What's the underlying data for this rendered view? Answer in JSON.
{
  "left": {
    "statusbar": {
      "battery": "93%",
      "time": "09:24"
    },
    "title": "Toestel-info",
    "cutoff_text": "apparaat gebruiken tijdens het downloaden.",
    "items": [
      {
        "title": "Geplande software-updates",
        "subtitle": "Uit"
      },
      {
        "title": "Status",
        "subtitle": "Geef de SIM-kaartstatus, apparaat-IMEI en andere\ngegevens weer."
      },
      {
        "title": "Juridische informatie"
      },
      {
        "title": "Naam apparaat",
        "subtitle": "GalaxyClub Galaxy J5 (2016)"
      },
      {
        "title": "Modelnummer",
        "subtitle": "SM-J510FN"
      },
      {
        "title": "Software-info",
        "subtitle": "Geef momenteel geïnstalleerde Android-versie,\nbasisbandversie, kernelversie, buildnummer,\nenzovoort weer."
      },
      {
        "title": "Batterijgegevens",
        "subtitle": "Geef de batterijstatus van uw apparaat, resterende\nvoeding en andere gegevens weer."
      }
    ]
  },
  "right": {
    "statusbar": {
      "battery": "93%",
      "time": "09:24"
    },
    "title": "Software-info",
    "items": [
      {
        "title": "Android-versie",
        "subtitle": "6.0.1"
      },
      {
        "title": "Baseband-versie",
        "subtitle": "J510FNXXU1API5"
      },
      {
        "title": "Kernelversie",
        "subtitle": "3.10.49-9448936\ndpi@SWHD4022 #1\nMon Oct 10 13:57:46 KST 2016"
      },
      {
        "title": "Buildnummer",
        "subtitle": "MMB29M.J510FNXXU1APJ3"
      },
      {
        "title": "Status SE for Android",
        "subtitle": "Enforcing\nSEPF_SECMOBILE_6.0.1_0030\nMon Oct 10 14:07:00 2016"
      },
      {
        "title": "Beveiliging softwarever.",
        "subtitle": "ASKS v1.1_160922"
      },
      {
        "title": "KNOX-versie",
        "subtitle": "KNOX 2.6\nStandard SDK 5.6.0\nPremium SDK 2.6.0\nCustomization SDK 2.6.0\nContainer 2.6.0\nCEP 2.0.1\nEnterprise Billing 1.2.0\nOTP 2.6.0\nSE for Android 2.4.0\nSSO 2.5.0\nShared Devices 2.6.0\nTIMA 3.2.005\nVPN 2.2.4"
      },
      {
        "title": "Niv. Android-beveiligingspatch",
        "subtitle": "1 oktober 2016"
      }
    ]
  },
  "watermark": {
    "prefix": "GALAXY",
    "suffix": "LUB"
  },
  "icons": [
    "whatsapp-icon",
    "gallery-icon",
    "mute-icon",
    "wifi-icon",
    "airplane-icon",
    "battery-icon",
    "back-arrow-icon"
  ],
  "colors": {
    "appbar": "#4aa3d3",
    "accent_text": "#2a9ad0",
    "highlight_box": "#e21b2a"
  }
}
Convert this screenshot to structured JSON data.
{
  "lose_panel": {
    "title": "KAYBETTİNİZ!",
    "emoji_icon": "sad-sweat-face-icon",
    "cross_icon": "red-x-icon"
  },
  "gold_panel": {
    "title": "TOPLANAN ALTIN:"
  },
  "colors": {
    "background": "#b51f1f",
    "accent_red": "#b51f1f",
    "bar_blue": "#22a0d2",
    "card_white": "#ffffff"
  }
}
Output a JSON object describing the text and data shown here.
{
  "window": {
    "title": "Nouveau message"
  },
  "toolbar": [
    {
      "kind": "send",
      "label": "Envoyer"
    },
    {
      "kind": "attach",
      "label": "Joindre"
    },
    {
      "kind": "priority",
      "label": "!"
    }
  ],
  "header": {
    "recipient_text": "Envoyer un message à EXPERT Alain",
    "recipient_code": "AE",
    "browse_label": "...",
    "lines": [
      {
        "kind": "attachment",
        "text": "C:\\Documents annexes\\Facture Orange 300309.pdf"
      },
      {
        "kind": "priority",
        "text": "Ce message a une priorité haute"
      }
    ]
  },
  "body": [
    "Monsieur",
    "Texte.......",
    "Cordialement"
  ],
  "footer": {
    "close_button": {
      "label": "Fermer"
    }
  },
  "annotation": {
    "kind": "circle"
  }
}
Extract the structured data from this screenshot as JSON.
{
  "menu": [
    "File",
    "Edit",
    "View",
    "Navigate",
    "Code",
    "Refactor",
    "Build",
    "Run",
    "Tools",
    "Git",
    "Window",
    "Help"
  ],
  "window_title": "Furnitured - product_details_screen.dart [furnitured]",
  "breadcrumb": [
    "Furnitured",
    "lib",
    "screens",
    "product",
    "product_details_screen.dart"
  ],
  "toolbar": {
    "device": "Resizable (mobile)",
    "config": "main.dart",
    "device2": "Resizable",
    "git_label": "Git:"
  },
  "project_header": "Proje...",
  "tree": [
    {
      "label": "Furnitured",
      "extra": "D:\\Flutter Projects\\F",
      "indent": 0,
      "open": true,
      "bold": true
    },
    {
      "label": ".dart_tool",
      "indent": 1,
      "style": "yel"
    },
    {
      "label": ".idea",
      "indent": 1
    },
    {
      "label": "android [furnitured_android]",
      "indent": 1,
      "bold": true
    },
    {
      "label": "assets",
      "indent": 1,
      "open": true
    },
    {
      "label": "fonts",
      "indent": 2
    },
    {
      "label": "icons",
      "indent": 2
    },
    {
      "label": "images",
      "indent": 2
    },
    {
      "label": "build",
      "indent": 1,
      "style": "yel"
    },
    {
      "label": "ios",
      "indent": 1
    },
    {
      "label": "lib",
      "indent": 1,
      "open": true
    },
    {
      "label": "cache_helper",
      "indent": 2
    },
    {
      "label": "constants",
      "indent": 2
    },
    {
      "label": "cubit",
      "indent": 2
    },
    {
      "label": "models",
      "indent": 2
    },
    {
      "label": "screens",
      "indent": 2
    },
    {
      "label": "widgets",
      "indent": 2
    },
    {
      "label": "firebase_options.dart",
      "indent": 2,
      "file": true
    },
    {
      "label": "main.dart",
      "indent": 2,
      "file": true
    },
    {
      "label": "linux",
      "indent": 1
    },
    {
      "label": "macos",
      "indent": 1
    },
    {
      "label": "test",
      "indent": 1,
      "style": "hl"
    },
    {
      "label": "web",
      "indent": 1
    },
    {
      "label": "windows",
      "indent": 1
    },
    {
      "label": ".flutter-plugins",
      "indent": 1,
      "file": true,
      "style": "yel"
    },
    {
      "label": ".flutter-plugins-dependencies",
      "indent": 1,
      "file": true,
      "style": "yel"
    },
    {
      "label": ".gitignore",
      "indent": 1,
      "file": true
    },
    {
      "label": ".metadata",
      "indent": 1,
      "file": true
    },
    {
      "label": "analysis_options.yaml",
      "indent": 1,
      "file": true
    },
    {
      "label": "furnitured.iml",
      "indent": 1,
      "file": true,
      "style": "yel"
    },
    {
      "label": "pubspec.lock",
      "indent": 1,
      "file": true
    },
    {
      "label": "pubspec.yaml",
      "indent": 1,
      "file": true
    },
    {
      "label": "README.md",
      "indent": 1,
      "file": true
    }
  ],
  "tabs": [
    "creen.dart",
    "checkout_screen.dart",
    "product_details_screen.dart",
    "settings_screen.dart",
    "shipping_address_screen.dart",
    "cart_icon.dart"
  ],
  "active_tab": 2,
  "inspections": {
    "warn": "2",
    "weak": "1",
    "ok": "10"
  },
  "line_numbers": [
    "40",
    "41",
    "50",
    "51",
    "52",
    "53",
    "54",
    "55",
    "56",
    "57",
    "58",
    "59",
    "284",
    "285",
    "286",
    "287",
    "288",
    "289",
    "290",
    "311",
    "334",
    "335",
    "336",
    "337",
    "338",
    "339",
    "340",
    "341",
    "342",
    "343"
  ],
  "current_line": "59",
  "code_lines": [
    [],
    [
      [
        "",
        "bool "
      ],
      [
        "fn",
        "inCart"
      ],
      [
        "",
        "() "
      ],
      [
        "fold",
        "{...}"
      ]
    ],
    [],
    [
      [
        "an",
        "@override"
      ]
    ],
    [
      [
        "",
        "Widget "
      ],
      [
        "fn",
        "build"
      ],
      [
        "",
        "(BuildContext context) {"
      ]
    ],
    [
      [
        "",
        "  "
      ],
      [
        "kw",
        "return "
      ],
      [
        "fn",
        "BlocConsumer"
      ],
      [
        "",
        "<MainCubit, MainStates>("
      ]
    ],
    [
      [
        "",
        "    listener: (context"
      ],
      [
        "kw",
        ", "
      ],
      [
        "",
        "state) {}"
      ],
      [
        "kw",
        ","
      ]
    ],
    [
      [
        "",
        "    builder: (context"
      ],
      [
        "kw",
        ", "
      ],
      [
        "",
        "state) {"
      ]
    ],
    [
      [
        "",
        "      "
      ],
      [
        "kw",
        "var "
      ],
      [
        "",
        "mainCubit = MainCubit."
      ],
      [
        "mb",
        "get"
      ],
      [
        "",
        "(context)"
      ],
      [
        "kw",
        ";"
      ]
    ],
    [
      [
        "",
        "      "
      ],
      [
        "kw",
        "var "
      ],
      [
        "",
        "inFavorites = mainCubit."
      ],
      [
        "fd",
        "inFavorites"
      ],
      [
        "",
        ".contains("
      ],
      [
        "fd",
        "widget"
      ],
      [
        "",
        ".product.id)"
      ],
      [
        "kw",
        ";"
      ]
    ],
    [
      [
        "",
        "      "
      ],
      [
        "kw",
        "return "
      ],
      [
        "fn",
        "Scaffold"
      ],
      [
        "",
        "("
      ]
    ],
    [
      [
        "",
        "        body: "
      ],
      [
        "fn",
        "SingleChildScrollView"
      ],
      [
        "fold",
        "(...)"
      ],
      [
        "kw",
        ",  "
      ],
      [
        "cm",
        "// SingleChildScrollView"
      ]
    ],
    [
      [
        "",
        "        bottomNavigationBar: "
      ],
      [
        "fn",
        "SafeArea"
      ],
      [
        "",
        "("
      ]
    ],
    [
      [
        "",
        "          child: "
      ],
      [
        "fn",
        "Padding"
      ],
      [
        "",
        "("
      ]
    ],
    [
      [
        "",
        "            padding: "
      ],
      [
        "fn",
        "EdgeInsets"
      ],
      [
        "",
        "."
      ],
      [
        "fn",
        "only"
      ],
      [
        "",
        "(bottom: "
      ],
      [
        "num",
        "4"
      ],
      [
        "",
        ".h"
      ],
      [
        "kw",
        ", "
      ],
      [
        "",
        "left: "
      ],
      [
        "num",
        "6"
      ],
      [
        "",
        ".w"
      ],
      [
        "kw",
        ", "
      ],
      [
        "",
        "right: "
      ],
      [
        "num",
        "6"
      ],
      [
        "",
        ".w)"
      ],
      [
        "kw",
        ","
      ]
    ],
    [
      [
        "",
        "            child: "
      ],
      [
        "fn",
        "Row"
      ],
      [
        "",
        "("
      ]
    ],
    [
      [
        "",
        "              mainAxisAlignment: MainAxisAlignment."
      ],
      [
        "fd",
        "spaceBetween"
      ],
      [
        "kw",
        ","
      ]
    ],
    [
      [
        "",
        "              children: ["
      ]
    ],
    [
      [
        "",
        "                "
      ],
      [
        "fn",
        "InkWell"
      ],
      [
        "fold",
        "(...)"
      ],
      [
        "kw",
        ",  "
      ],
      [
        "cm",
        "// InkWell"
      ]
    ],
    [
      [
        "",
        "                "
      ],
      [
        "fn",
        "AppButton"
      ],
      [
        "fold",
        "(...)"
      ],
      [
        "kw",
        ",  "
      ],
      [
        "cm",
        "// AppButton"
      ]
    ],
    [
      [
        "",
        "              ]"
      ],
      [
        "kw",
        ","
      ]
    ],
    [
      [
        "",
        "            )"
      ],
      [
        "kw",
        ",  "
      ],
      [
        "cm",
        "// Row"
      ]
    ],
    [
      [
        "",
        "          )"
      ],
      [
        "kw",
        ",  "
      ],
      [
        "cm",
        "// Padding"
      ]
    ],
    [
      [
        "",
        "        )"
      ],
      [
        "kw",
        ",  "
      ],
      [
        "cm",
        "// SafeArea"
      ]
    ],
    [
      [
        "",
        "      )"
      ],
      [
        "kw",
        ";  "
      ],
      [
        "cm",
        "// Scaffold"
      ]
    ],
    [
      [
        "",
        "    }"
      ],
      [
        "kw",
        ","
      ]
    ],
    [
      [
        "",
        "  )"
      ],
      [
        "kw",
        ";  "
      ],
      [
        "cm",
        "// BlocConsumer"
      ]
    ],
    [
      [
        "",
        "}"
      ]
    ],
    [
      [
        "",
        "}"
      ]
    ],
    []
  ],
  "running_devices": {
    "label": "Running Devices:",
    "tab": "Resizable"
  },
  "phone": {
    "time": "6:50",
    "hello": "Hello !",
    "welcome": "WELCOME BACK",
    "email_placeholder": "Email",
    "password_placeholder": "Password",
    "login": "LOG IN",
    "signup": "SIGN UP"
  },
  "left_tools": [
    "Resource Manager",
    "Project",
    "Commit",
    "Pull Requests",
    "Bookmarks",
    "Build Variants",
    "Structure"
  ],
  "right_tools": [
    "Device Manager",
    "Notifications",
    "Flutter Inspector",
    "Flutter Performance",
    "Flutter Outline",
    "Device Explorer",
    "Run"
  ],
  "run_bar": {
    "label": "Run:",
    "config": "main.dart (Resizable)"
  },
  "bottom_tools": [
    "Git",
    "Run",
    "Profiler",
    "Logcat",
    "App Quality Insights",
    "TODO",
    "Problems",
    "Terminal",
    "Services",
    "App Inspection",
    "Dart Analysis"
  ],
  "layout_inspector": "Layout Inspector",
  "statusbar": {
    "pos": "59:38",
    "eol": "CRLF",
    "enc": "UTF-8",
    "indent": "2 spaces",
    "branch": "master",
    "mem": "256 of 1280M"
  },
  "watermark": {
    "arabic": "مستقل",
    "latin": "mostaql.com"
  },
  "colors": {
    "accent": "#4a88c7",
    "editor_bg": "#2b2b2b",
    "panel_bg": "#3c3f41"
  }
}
============
**Requirements**
From the entries, copy out each line containing the word "context".

**Completed task**
        "(BuildContext context) {"
        "    listener: (context"
        "    builder: (context"
        "(context)"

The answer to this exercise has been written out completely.